> Task instructions:
Please give the listing again, word for word, with nothing left out.

########################################

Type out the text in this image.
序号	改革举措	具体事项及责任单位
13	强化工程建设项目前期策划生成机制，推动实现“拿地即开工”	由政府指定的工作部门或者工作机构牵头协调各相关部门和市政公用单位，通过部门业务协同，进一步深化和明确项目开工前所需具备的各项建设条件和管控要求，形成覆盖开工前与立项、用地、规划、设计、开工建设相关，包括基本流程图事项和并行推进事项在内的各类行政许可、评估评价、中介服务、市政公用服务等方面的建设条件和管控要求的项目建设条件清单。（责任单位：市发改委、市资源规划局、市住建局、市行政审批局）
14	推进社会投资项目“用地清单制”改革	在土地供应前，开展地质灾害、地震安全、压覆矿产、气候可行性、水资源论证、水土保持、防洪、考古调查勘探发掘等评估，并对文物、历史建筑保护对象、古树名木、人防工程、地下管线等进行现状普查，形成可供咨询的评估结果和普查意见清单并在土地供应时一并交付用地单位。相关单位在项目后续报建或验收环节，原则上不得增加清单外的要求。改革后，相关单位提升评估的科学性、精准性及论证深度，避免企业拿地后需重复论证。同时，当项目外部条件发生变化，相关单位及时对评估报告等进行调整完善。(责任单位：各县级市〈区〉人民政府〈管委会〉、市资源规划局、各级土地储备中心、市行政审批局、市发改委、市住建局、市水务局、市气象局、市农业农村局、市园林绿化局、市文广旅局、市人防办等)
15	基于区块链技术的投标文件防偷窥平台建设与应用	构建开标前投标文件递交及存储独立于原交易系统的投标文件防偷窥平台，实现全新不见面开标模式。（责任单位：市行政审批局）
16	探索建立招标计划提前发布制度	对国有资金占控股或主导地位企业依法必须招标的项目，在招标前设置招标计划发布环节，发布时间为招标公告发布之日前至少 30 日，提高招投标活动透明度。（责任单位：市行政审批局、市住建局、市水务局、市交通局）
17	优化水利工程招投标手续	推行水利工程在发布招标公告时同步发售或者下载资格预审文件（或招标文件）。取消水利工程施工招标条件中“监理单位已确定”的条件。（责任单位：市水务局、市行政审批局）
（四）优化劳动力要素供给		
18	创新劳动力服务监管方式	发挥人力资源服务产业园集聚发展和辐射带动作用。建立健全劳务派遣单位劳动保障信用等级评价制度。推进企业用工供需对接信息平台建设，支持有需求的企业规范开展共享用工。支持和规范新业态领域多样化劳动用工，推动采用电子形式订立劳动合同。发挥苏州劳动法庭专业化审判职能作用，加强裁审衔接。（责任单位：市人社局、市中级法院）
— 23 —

########################################

> Task result:
Type out the text in this image.
序号	改革举措	具体事项及责任单位
13	强化工程建设项目前期策划生成机制，推动实现“拿地即开工”	由政府指定的工作部门或者工作机构牵头协调各相关部门和市政公用单位，通过部门业务协同，进一步深化和明确项目开工前所需具备的各项建设条件和管控要求，形成覆盖开工前与立项、用地、规划、设计、开工建设相关，包括基本流程图事项和并行推进事项在内的各类行政许可、评估评价、中介服务、市政公用服务等方面的建设条件和管控要求的项目建设条件清单。（责任单位：市发改委、市资源规划局、市住建局、市行政审批局）
14	推进社会投资项目“用地清单制”改革	在土地供应前，开展地质灾害、地震安全、压覆矿产、气候可行性、水资源论证、水土保持、防洪、考古调查勘探发掘等评估，并对文物、历史建筑保护对象、古树名木、人防工程、地下管线等进行现状普查，形成可供咨询的评估结果和普查意见清单并在土地供应时一并交付用地单位。相关单位在项目后续报建或验收环节，原则上不得增加清单外的要求。改革后，相关单位提升评估的科学性、精准性及论证深度，避免企业拿地后需重复论证。同时，当项目外部条件发生变化，相关单位及时对评估报告等进行调整完善。(责任单位：各县级市〈区〉人民政府〈管委会〉、市资源规划局、各级土地储备中心、市行政审批局、市发改委、市住建局、市水务局、市气象局、市农业农村局、市园林绿化局、市文广旅局、市人防办等)
15	基于区块链技术的投标文件防偷窥平台建设与应用	构建开标前投标文件递交及存储独立于原交易系统的投标文件防偷窥平台，实现全新不见面开标模式。（责任单位：市行政审批局）
16	探索建立招标计划提前发布制度	对国有资金占控股或主导地位企业依法必须招标的项目，在招标前设置招标计划发布环节，发布时间为招标公告发布之日前至少 30 日，提高招投标活动透明度。（责任单位：市行政审批局、市住建局、市水务局、市交通局）
17	优化水利工程招投标手续	推行水利工程在发布招标公告时同步发售或者下载资格预审文件（或招标文件）。取消水利工程施工招标条件中“监理单位已确定”的条件。（责任单位：市水务局、市行政审批局）
（四）优化劳动力要素供给		
18	创新劳动力服务监管方式	发挥人力资源服务产业园集聚发展和辐射带动作用。建立健全劳务派遣单位劳动保障信用等级评价制度。推进企业用工供需对接信息平台建设，支持有需求的企业规范开展共享用工。支持和规范新业态领域多样化劳动用工，推动采用电子形式订立劳动合同。发挥苏州劳动法庭专业化审判职能作用，加强裁审衔接。（责任单位：市人社局、市中级法院）
— 23 —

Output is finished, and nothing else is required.